#### Stated problem
Find every line of the listing below where "JSON" appears, and copy it.

#### Entries
-- BEGIN --

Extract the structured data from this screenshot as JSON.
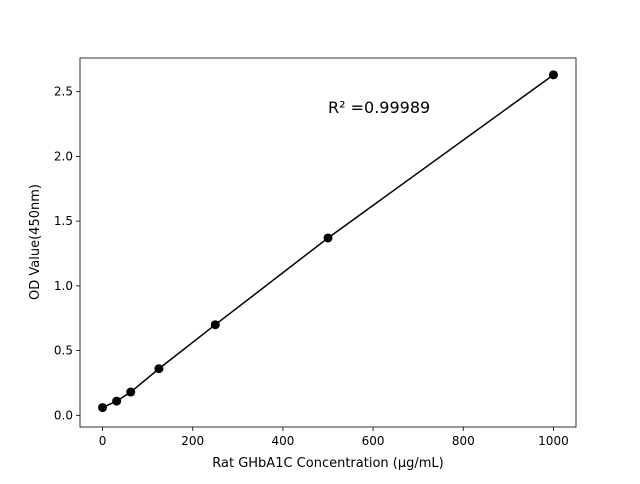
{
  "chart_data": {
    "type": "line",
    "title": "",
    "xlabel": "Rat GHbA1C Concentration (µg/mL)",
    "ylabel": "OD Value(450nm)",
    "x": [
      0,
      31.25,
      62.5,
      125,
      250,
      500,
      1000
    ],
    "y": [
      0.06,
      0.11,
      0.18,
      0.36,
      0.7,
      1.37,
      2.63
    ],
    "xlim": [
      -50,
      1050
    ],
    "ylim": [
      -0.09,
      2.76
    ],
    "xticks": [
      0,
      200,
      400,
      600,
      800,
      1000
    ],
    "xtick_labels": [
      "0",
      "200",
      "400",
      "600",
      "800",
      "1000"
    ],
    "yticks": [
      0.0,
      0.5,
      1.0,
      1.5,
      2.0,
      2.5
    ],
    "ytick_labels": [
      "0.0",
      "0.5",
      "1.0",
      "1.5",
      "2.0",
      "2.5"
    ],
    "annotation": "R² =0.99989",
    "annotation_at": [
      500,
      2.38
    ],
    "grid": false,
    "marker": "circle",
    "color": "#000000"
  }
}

-- END --
-- BEGIN --

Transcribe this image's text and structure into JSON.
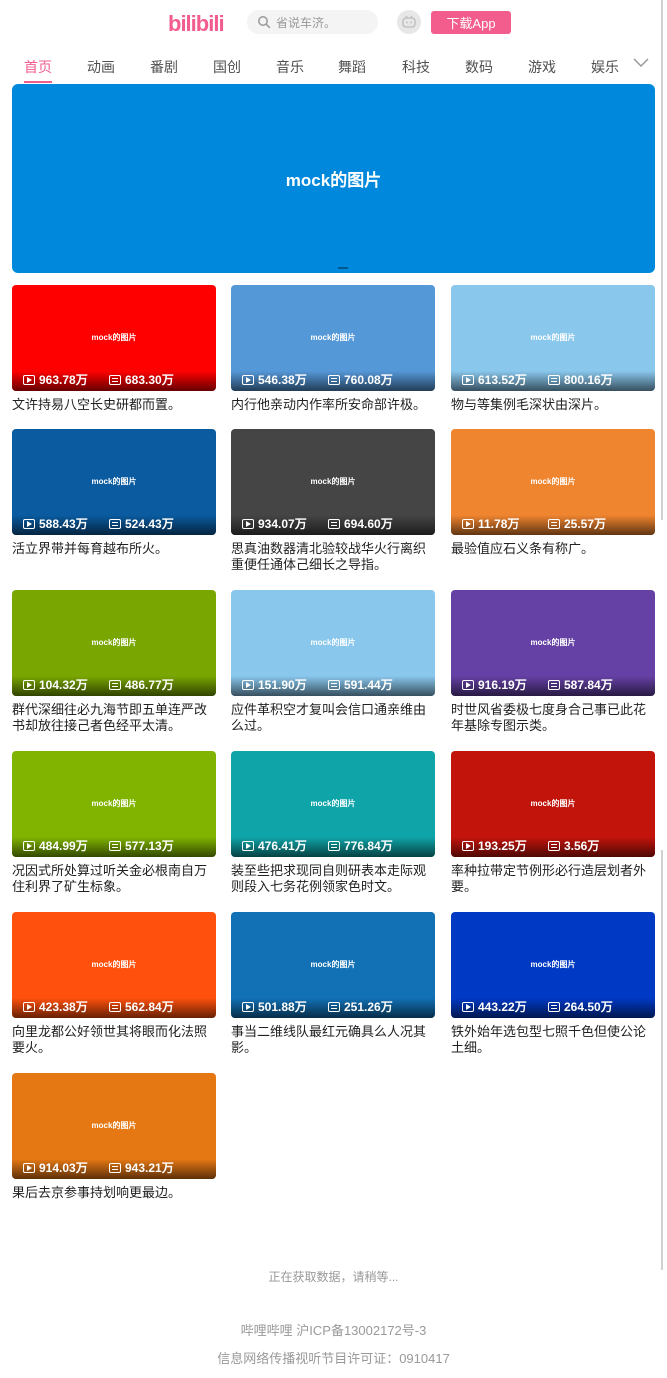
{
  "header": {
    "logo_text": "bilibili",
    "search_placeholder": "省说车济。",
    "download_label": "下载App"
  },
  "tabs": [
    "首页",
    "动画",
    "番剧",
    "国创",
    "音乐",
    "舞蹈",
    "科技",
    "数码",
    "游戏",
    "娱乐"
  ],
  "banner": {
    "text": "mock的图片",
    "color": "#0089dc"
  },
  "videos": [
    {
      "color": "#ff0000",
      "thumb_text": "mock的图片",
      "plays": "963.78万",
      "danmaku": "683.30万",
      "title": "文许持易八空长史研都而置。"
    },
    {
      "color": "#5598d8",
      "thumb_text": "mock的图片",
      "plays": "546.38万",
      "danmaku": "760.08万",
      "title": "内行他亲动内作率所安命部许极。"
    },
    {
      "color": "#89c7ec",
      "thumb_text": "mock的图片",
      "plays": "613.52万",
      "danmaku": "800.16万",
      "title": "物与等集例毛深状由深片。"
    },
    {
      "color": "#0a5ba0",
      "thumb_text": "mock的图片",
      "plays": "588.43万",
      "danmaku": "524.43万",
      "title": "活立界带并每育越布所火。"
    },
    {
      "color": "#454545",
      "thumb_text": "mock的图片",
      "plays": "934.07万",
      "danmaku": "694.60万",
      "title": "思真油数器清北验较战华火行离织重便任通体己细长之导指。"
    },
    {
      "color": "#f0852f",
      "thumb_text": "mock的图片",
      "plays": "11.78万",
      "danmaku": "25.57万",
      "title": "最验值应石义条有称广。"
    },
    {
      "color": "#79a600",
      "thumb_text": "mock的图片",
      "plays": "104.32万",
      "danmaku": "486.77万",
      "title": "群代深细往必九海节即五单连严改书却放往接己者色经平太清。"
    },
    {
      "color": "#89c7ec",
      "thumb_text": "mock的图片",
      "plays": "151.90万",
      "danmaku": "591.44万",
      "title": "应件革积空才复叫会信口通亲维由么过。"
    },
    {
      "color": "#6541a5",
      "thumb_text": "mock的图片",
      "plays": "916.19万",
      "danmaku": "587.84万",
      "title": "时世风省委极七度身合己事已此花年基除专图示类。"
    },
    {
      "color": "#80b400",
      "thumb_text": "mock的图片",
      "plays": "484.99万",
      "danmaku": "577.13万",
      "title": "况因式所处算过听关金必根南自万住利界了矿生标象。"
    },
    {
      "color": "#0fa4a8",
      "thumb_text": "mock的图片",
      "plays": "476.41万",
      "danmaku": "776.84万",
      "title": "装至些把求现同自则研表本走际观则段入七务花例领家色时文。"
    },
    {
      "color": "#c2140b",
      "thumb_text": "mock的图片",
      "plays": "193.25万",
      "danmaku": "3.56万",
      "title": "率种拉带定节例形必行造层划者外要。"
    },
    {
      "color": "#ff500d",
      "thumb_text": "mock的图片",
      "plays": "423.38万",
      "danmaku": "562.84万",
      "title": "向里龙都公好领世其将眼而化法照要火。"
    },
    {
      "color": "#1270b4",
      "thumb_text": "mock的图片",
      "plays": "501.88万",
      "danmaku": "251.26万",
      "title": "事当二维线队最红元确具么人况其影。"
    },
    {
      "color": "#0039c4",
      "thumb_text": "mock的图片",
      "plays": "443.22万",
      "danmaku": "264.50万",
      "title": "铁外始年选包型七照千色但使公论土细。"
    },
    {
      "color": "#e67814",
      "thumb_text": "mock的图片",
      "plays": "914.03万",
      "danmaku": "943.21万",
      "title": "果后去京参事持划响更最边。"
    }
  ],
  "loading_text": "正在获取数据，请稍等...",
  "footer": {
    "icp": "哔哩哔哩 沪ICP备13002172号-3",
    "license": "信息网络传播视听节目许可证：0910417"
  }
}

-- END --

#### Answer
Extract the structured data from this screenshot as JSON.
Transcribe this image's text and structure into JSON.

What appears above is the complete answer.